- [Task requirements] Report each line of the data that includes the word "French".

- [Given records]
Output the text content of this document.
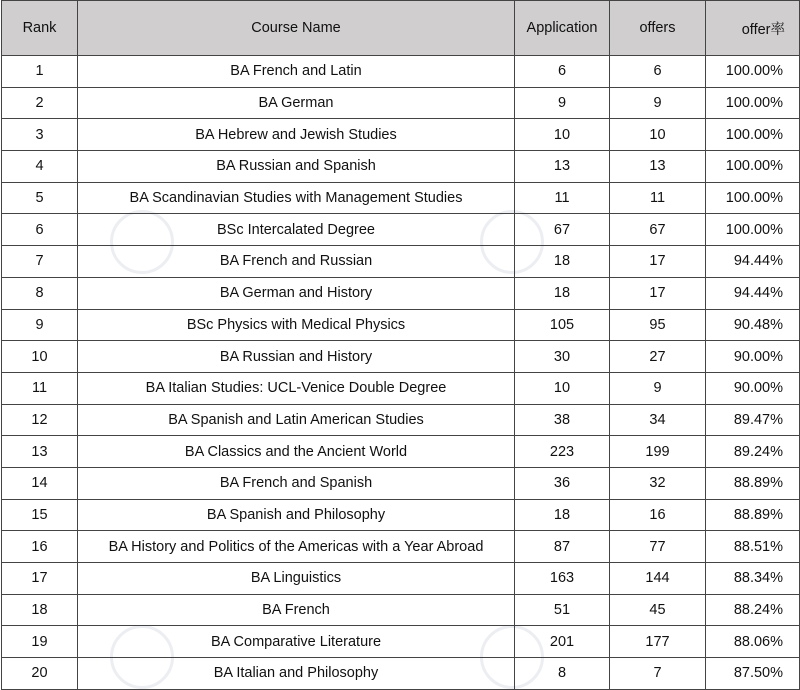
Rank	Course Name	Application	offers	offer率
1	BA French and Latin	6	6	100.00%
2	BA German	9	9	100.00%
3	BA Hebrew and Jewish Studies	10	10	100.00%
4	BA Russian and Spanish	13	13	100.00%
5	BA Scandinavian Studies with Management Studies	11	11	100.00%
6	BSc Intercalated Degree	67	67	100.00%
7	BA French and Russian	18	17	94.44%
8	BA German and History	18	17	94.44%
9	BSc Physics with Medical Physics	105	95	90.48%
10	BA Russian and History	30	27	90.00%
11	BA Italian Studies: UCL-Venice Double Degree	10	9	90.00%
12	BA Spanish and Latin American Studies	38	34	89.47%
13	BA Classics and the Ancient World	223	199	89.24%
14	BA French and Spanish	36	32	88.89%
15	BA Spanish and Philosophy	18	16	88.89%
16	BA History and Politics of the Americas with a Year Abroad	87	77	88.51%
17	BA Linguistics	163	144	88.34%
18	BA French	51	45	88.24%
19	BA Comparative Literature	201	177	88.06%
20	BA Italian and Philosophy	8	7	87.50%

- [Exercise result]
1	BA French and Latin	6	6	100.00%
7	BA French and Russian	18	17	94.44%
14	BA French and Spanish	36	32	88.89%
18	BA French	51	45	88.24%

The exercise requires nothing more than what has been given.